● Set exercise:
Gather each line of the entries below that includes "Gold".

____ Records shown

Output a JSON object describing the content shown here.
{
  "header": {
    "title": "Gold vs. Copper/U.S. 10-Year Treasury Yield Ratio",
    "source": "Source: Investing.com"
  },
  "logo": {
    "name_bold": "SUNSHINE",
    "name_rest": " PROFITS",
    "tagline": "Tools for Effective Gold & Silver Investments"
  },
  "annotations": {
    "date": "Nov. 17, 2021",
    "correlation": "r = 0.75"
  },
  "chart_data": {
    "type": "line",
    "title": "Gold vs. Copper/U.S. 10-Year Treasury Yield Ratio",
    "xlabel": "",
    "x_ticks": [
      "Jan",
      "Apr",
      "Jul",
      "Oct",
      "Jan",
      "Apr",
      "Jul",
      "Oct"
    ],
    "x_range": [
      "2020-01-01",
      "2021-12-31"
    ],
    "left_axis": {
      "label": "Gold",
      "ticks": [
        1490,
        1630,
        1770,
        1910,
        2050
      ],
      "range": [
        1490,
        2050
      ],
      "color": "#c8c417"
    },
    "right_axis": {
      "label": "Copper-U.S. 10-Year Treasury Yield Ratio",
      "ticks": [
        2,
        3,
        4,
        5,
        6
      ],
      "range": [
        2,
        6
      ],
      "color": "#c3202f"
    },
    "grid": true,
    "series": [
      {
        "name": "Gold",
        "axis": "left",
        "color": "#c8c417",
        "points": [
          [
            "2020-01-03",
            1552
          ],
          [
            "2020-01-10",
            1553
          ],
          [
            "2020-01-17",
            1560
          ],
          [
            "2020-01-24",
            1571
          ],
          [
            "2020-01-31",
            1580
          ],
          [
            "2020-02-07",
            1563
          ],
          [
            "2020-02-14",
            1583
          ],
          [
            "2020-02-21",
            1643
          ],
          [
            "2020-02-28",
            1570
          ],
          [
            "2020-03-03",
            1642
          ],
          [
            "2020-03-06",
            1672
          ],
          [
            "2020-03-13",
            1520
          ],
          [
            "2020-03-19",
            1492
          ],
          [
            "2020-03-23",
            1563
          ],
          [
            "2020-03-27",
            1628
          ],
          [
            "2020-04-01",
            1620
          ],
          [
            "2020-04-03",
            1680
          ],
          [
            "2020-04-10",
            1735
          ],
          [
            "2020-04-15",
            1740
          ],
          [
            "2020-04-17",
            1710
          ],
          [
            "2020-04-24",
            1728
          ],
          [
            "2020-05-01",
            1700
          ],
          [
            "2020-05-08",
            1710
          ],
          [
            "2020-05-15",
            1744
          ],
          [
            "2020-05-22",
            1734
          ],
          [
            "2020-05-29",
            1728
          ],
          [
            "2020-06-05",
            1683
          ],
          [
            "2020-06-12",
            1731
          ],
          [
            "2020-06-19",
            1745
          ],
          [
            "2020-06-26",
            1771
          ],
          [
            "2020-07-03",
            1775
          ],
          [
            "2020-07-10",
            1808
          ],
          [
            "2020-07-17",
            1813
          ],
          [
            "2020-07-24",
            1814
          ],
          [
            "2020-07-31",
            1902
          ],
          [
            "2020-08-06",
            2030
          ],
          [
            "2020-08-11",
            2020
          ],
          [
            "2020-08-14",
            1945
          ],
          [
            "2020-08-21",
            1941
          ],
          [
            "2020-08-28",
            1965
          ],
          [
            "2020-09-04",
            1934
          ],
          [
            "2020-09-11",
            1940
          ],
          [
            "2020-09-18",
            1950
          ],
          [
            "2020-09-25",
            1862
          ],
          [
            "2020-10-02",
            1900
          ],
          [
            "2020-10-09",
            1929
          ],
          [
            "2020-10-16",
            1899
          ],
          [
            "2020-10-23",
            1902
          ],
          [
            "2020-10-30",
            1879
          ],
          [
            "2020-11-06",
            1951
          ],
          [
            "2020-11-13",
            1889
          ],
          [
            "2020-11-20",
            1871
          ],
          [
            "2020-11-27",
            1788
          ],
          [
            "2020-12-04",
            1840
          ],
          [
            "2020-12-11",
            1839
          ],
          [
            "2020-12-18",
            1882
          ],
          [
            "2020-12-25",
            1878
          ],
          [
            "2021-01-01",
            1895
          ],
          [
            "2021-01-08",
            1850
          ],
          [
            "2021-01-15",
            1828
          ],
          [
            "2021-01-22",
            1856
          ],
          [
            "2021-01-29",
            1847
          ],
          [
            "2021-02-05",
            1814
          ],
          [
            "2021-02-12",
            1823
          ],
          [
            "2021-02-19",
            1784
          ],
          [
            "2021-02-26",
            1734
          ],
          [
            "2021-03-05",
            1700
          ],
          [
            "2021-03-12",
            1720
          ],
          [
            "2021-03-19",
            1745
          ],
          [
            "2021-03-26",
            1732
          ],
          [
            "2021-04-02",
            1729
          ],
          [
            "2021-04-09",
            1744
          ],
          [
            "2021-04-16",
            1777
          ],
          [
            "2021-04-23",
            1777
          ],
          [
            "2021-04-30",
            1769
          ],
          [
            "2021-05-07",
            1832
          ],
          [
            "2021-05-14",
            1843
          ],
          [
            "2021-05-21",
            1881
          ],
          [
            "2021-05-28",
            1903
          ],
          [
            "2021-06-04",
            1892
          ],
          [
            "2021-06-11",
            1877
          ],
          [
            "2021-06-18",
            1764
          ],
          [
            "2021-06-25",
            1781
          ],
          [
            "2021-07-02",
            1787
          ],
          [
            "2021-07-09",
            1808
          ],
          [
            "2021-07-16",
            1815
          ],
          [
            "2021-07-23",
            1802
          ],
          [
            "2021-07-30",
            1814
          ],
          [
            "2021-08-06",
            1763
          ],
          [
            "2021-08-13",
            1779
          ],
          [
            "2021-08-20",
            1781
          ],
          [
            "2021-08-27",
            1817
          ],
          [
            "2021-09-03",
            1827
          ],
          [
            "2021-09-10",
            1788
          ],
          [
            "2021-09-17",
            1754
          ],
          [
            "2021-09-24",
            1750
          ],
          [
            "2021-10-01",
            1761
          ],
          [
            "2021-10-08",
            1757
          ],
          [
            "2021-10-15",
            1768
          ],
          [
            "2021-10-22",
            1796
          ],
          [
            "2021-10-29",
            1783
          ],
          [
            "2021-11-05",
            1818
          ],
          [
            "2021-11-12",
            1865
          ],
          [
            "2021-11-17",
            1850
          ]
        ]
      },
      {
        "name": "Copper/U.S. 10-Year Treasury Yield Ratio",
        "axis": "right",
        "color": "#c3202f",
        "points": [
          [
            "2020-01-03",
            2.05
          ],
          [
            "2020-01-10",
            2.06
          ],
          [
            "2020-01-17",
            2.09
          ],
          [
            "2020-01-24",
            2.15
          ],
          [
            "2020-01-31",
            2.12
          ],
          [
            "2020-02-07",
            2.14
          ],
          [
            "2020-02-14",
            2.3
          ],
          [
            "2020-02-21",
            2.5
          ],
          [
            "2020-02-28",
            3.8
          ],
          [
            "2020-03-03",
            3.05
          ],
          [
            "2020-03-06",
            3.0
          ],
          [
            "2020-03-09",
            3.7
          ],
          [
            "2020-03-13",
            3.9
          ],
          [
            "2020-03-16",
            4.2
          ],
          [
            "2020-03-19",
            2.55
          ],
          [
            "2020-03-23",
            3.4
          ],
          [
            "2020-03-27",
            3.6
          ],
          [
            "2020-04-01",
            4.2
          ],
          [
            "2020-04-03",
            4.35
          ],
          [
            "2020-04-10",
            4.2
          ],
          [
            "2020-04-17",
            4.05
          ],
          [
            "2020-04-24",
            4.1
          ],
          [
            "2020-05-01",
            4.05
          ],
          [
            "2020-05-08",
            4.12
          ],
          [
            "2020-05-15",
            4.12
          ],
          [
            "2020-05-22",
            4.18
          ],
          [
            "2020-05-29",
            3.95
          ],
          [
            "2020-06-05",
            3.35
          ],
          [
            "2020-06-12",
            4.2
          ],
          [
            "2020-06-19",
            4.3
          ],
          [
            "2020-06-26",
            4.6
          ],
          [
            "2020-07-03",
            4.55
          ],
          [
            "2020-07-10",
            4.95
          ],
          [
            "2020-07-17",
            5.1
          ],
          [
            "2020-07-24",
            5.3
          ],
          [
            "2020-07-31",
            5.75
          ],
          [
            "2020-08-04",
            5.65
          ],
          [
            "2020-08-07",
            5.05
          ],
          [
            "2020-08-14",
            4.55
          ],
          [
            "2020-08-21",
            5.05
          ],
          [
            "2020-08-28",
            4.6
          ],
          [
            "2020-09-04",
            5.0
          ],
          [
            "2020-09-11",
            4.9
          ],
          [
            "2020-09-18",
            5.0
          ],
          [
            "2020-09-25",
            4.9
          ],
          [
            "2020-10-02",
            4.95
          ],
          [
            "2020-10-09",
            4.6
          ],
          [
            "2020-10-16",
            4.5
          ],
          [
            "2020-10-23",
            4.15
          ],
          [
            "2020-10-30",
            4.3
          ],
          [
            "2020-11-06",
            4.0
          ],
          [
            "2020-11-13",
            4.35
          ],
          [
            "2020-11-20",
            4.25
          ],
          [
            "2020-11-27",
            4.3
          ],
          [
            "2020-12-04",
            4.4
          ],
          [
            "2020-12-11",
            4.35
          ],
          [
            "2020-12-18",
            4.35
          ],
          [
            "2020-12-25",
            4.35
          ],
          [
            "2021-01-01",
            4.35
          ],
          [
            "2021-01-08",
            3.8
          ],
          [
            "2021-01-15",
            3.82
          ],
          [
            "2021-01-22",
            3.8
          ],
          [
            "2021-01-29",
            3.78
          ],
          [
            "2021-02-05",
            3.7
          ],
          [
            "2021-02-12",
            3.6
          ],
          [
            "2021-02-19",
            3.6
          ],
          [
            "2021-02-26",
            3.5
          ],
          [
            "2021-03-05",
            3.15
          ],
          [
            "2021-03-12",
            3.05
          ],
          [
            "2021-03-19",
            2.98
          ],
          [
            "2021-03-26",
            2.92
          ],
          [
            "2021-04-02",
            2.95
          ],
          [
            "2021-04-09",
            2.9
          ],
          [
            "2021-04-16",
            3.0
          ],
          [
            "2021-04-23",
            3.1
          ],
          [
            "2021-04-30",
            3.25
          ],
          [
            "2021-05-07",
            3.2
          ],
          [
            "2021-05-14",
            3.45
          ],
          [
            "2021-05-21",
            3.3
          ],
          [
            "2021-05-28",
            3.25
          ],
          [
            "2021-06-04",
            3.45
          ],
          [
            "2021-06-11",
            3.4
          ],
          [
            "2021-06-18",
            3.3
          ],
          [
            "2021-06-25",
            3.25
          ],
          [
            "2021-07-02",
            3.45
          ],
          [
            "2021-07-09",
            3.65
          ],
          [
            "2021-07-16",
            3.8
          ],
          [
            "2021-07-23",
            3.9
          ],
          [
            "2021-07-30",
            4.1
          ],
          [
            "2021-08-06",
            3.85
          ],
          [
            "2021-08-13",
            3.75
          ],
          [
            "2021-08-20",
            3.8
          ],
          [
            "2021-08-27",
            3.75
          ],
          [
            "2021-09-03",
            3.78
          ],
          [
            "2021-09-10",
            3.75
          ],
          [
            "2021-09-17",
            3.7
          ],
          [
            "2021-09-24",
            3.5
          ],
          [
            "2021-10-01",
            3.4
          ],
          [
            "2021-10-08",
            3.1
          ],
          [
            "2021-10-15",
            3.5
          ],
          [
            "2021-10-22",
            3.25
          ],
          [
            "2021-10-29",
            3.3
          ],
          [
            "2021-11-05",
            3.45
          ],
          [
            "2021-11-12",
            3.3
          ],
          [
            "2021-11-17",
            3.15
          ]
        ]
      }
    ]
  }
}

________

● Exercise result:
    "title": "Gold vs. Copper/U.S. 10-Year Treasury Yield Ratio",
    "tagline": "Tools for Effective Gold & Silver Investments"
    "title": "Gold vs. Copper/U.S. 10-Year Treasury Yield Ratio",
      "label": "Gold",
        "name": "Gold",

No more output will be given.